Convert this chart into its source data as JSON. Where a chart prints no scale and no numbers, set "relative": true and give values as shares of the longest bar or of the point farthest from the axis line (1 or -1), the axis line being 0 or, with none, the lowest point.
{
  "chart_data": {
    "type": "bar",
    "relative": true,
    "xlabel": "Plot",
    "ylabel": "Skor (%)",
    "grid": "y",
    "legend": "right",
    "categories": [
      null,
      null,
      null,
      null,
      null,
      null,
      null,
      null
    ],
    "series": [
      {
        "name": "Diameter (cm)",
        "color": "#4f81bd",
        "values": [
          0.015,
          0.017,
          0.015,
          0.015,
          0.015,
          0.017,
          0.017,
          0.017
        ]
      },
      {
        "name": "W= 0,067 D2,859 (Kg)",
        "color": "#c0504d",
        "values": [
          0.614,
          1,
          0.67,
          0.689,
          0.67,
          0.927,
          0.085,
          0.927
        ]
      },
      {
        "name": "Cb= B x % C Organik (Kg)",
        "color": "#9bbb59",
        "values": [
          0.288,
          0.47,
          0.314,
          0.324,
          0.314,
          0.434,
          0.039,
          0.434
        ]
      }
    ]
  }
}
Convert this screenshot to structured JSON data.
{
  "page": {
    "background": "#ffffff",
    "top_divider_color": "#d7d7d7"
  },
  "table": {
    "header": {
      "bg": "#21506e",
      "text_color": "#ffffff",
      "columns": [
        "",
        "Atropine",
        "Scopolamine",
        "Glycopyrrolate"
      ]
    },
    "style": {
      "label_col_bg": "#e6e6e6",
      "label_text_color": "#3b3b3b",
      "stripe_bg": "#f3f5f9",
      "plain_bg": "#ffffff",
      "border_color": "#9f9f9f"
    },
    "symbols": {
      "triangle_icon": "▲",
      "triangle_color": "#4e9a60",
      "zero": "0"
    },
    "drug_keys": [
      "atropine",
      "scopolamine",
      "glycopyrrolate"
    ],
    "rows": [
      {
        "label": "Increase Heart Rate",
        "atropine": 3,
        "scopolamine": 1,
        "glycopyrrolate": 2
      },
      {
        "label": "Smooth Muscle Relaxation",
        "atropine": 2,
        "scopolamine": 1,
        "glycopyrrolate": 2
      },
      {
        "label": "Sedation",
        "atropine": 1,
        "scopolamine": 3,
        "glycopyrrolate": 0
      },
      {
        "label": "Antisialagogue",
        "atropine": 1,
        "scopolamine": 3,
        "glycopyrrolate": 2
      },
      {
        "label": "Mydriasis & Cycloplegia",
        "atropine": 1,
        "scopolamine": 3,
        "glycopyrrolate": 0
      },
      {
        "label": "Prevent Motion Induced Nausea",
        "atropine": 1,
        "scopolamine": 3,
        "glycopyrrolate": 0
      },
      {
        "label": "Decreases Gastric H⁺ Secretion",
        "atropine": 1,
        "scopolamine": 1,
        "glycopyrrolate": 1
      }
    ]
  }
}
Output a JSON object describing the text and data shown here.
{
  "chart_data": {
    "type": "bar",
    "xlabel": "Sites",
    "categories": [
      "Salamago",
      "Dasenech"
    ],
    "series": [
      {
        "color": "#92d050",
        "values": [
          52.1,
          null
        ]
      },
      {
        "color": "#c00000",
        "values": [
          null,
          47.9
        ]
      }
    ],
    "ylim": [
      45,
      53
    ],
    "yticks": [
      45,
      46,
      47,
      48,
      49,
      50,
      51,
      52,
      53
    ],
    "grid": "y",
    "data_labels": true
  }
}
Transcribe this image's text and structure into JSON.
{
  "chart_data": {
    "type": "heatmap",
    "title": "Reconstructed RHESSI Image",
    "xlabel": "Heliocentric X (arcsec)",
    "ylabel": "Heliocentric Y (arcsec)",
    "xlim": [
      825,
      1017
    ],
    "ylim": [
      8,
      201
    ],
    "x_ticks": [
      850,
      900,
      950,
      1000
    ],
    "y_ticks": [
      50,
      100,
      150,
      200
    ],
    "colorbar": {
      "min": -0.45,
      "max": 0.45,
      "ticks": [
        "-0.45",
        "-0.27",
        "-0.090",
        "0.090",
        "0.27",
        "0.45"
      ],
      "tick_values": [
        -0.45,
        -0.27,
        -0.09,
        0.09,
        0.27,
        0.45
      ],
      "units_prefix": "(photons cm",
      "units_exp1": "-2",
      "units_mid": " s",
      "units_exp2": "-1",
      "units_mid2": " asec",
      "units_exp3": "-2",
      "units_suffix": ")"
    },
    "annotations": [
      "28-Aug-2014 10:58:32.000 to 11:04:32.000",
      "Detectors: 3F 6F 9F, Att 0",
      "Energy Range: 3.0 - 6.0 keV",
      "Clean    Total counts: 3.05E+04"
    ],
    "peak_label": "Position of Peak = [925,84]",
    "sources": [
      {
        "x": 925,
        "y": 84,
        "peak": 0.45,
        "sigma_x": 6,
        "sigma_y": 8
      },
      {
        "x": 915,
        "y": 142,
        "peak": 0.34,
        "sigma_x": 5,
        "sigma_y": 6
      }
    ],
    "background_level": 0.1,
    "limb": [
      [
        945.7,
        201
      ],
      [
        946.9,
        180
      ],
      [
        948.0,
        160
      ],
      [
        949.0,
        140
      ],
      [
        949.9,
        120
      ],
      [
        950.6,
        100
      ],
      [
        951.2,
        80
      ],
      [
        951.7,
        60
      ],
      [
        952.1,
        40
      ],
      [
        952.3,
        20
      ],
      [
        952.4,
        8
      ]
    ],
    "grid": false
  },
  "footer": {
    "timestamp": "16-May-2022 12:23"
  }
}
※
GIVEN REQUEST.
Reproduce each line verbatim.

EXERCISE RESULT.
Convert this chart into its source data as JSON. Where a chart prints no scale and no numbers, set "relative": true and give values as shares of the longest bar or of the point farthest from the axis line (1 or -1), the axis line being 0 or, with none, the lowest point.
{
  "chart_data": {
    "type": "bar",
    "relative": true,
    "xlabel": "Plot",
    "ylabel": "Skor (%)",
    "grid": "y",
    "legend": "right",
    "categories": [
      null,
      null,
      null,
      null,
      null,
      null,
      null,
      null
    ],
    "series": [
      {
        "name": "Diameter (cm)",
        "color": "#4f81bd",
        "values": [
          0.015,
          0.017,
          0.015,
          0.015,
          0.015,
          0.017,
          0.017,
          0.017
        ]
      },
      {
        "name": "W= 0,067 D2,859 (Kg)",
        "color": "#c0504d",
        "values": [
          0.614,
          1,
          0.67,
          0.689,
          0.67,
          0.927,
          0.085,
          0.927
        ]
      },
      {
        "name": "Cb= B x % C Organik (Kg)",
        "color": "#9bbb59",
        "values": [
          0.288,
          0.47,
          0.314,
          0.324,
          0.314,
          0.434,
          0.039,
          0.434
        ]
      }
    ]
  }
}
Convert this screenshot to structured JSON data.
{
  "page": {
    "background": "#ffffff",
    "top_divider_color": "#d7d7d7"
  },
  "table": {
    "header": {
      "bg": "#21506e",
      "text_color": "#ffffff",
      "columns": [
        "",
        "Atropine",
        "Scopolamine",
        "Glycopyrrolate"
      ]
    },
    "style": {
      "label_col_bg": "#e6e6e6",
      "label_text_color": "#3b3b3b",
      "stripe_bg": "#f3f5f9",
      "plain_bg": "#ffffff",
      "border_color": "#9f9f9f"
    },
    "symbols": {
      "triangle_icon": "▲",
      "triangle_color": "#4e9a60",
      "zero": "0"
    },
    "drug_keys": [
      "atropine",
      "scopolamine",
      "glycopyrrolate"
    ],
    "rows": [
      {
        "label": "Increase Heart Rate",
        "atropine": 3,
        "scopolamine": 1,
        "glycopyrrolate": 2
      },
      {
        "label": "Smooth Muscle Relaxation",
        "atropine": 2,
        "scopolamine": 1,
        "glycopyrrolate": 2
      },
      {
        "label": "Sedation",
        "atropine": 1,
        "scopolamine": 3,
        "glycopyrrolate": 0
      },
      {
        "label": "Antisialagogue",
        "atropine": 1,
        "scopolamine": 3,
        "glycopyrrolate": 2
      },
      {
        "label": "Mydriasis & Cycloplegia",
        "atropine": 1,
        "scopolamine": 3,
        "glycopyrrolate": 0
      },
      {
        "label": "Prevent Motion Induced Nausea",
        "atropine": 1,
        "scopolamine": 3,
        "glycopyrrolate": 0
      },
      {
        "label": "Decreases Gastric H⁺ Secretion",
        "atropine": 1,
        "scopolamine": 1,
        "glycopyrrolate": 1
      }
    ]
  }
}
Output a JSON object describing the text and data shown here.
{
  "chart_data": {
    "type": "bar",
    "xlabel": "Sites",
    "categories": [
      "Salamago",
      "Dasenech"
    ],
    "series": [
      {
        "color": "#92d050",
        "values": [
          52.1,
          null
        ]
      },
      {
        "color": "#c00000",
        "values": [
          null,
          47.9
        ]
      }
    ],
    "ylim": [
      45,
      53
    ],
    "yticks": [
      45,
      46,
      47,
      48,
      49,
      50,
      51,
      52,
      53
    ],
    "grid": "y",
    "data_labels": true
  }
}
Transcribe this image's text and structure into JSON.
{
  "chart_data": {
    "type": "heatmap",
    "title": "Reconstructed RHESSI Image",
    "xlabel": "Heliocentric X (arcsec)",
    "ylabel": "Heliocentric Y (arcsec)",
    "xlim": [
      825,
      1017
    ],
    "ylim": [
      8,
      201
    ],
    "x_ticks": [
      850,
      900,
      950,
      1000
    ],
    "y_ticks": [
      50,
      100,
      150,
      200
    ],
    "colorbar": {
      "min": -0.45,
      "max": 0.45,
      "ticks": [
        "-0.45",
        "-0.27",
        "-0.090",
        "0.090",
        "0.27",
        "0.45"
      ],
      "tick_values": [
        -0.45,
        -0.27,
        -0.09,
        0.09,
        0.27,
        0.45
      ],
      "units_prefix": "(photons cm",
      "units_exp1": "-2",
      "units_mid": " s",
      "units_exp2": "-1",
      "units_mid2": " asec",
      "units_exp3": "-2",
      "units_suffix": ")"
    },
    "annotations": [
      "28-Aug-2014 10:58:32.000 to 11:04:32.000",
      "Detectors: 3F 6F 9F, Att 0",
      "Energy Range: 3.0 - 6.0 keV",
      "Clean    Total counts: 3.05E+04"
    ],
    "peak_label": "Position of Peak = [925,84]",
    "sources": [
      {
        "x": 925,
        "y": 84,
        "peak": 0.45,
        "sigma_x": 6,
        "sigma_y": 8
      },
      {
        "x": 915,
        "y": 142,
        "peak": 0.34,
        "sigma_x": 5,
        "sigma_y": 6
      }
    ],
    "background_level": 0.1,
    "limb": [
      [
        945.7,
        201
      ],
      [
        946.9,
        180
      ],
      [
        948.0,
        160
      ],
      [
        949.0,
        140
      ],
      [
        949.9,
        120
      ],
      [
        950.6,
        100
      ],
      [
        951.2,
        80
      ],
      [
        951.7,
        60
      ],
      [
        952.1,
        40
      ],
      [
        952.3,
        20
      ],
      [
        952.4,
        8
      ]
    ],
    "grid": false
  },
  "footer": {
    "timestamp": "16-May-2022 12:23"
  }
}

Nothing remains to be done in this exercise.